[Saved entries]
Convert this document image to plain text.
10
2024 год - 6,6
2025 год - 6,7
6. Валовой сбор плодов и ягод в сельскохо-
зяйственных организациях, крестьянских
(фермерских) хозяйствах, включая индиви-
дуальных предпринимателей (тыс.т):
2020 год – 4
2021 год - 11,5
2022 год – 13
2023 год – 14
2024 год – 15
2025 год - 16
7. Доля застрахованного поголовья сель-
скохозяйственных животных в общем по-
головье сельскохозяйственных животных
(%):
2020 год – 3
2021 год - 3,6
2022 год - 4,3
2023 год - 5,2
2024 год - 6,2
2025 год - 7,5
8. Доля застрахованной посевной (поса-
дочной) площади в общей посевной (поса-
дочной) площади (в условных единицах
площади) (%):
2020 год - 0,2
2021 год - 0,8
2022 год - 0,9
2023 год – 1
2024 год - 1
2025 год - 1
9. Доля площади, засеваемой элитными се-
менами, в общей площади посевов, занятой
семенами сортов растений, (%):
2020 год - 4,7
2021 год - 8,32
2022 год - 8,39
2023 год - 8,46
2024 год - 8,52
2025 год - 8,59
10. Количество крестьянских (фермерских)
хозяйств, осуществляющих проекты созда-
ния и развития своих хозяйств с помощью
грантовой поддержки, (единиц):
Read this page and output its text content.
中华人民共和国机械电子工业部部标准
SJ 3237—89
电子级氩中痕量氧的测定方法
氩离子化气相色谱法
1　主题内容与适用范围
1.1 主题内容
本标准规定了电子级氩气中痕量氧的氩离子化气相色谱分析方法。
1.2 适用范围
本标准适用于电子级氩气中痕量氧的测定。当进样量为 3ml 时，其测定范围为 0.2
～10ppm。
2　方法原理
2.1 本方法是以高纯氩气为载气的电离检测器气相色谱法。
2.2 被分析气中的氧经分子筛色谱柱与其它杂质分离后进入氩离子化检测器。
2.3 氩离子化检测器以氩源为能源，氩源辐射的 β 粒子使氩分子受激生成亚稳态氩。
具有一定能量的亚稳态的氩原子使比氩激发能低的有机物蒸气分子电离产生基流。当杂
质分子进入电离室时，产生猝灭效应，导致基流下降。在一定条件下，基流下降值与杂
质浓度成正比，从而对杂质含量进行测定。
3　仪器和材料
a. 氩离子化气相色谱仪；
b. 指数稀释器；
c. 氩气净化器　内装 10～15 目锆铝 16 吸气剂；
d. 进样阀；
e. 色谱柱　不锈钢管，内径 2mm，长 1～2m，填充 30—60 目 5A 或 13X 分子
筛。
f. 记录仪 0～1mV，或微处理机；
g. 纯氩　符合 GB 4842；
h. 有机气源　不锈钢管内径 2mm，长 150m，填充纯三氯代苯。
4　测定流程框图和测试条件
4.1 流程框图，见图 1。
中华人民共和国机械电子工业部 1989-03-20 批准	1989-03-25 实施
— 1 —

▸ **EXERCISE BRIEF**
Filter lines by "посевной" and return each hit.

▸ **CORRECT ANSWER**
8. Доля застрахованной посевной (поса-
дочной) площади в общей посевной (поса-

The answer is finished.